> **Written request**: Turn each line of the entries below into an item in a numbered list, skipping any blank lines. Leave the pictures out of your answer.

> **Records to use**:
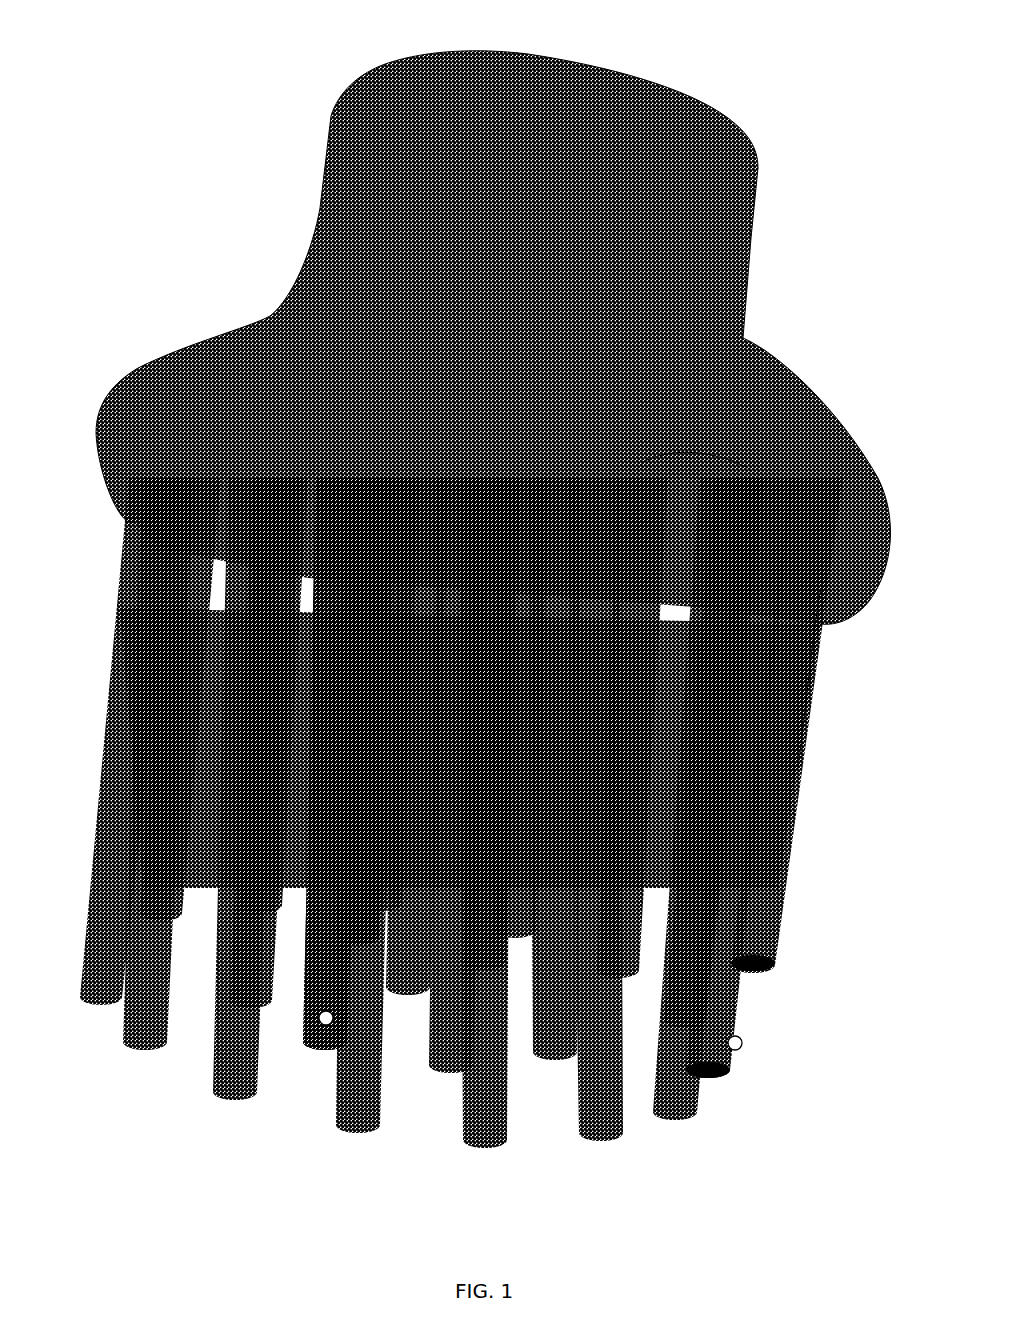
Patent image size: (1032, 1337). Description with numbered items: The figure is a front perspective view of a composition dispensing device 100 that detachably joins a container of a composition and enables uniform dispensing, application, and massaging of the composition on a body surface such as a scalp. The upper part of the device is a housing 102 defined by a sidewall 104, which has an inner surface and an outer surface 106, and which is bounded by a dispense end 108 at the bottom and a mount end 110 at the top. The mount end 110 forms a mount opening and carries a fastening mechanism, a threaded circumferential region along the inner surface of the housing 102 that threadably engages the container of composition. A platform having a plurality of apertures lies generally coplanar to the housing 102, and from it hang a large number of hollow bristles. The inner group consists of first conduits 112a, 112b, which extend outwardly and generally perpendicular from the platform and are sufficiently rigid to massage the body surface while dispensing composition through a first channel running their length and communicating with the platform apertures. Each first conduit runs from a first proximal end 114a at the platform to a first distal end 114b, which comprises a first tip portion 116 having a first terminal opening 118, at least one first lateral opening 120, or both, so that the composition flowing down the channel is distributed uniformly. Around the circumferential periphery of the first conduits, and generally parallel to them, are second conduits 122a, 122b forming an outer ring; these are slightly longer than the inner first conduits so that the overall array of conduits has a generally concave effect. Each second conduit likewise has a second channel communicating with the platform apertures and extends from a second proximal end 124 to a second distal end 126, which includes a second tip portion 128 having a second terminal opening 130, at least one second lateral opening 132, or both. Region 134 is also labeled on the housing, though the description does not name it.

The composition dispensing device 100 is at (105, 76).
The housing 102 is at (760, 302).
The sidewall 104 is at (303, 250).
The outer surface 106 is at (541, 254).
The dispense end 108 is at (862, 530).
The mount end 110 is at (745, 135).
The first conduit 112a is at (323, 823).
The first conduit 112b is at (603, 717).
The first proximal end 114a is at (365, 565).
The first distal end 114b is at (315, 862).
The first tip portion 116 is at (350, 1005).
The first terminal opening 118 is at (318, 1053).
The first lateral opening 120 is at (337, 990).
The second conduit 122a is at (792, 760).
The second conduit 122b is at (95, 727).
The second proximal end 124 is at (813, 580).
The second distal end 126 is at (767, 940).
The second tip portion 128 is at (750, 1005).
The second terminal opening 130 is at (707, 1073).
The second lateral opening 132 is at (733, 1043).
The flange shoulder 134 is at (633, 455).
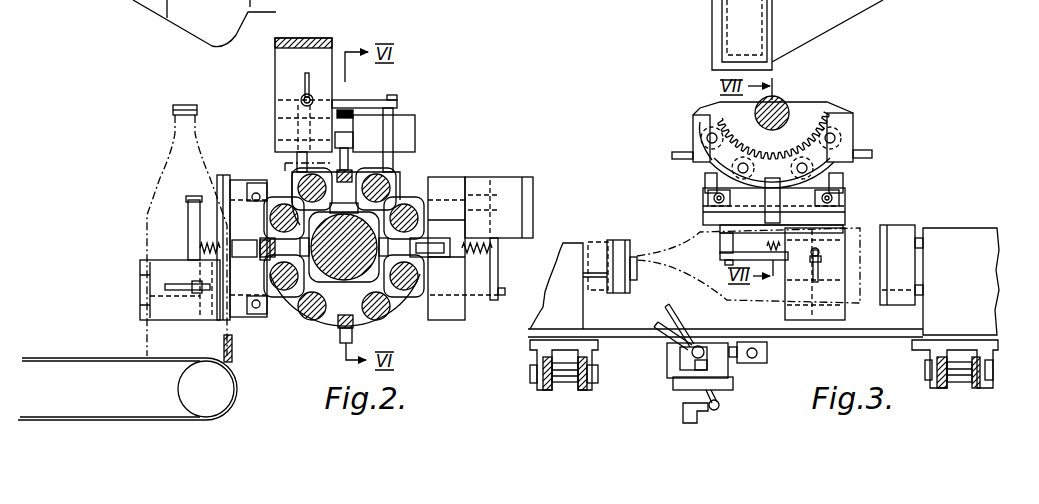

> **Task response**:
1. Patent image size: (1032, 1337). Description with numbered items: The figure is a front perspective view of a composition dispensing device 100 that detachably joins a container of a composition and enables uniform dispensing, application, and massaging of the composition on a body surface such as a scalp. The upper part of the device is a housing 102 defined by a sidewall 104, which has an inner surface and an outer surface 106, and which is bounded by a dispense end 108 at the bottom and a mount end 110 at the top. The mount end 110 forms a mount opening and carries a fastening mechanism, a threaded circumferential region along the inner surface of the housing 102 that threadably engages the container of composition. A platform having a plurality of apertures lies generally coplanar to the housing 102, and from it hang a large number of hollow bristles. The inner group consists of first conduits 112a, 112b, which extend outwardly and generally perpendicular from the platform and are sufficiently rigid to massage the body surface while dispensing composition through a first channel running their length and communicating with the platform apertures. Each first conduit runs from a first proximal end 114a at the platform to a first distal end 114b, which comprises a first tip portion 116 having a first terminal opening 118, at least one first lateral opening 120, or both, so that the composition flowing down the channel is distributed uniformly. Around the circumferential periphery of the first conduits, and generally parallel to them, are second conduits 122a, 122b forming an outer ring; these are slightly longer than the inner first conduits so that the overall array of conduits has a generally concave effect. Each second conduit likewise has a second channel communicating with the platform apertures and extends from a second proximal end 124 to a second distal end 126, which includes a second tip portion 128 having a second terminal opening 130, at least one second lateral opening 132, or both. Region 134 is also labeled on the housing, though the description does not name it.
2. The composition dispensing device 100 is at (105, 76).
3. The housing 102 is at (760, 302).
4. The sidewall 104 is at (303, 250).
5. The outer surface 106 is at (541, 254).
6. The dispense end 108 is at (862, 530).
7. The mount end 110 is at (745, 135).
8. The first conduit 112a is at (323, 823).
9. The first conduit 112b is at (603, 717).
10. The first proximal end 114a is at (365, 565).
11. The first distal end 114b is at (315, 862).
12. The first tip portion 116 is at (350, 1005).
13. The first terminal opening 118 is at (318, 1053).
14. The first lateral opening 120 is at (337, 990).
15. The second conduit 122a is at (792, 760).
16. The second conduit 122b is at (95, 727).
17. The second proximal end 124 is at (813, 580).
18. The second distal end 126 is at (767, 940).
19. The second tip portion 128 is at (750, 1005).
20. The second terminal opening 130 is at (707, 1073).
21. The second lateral opening 132 is at (733, 1043).
22. The flange shoulder 134 is at (633, 455).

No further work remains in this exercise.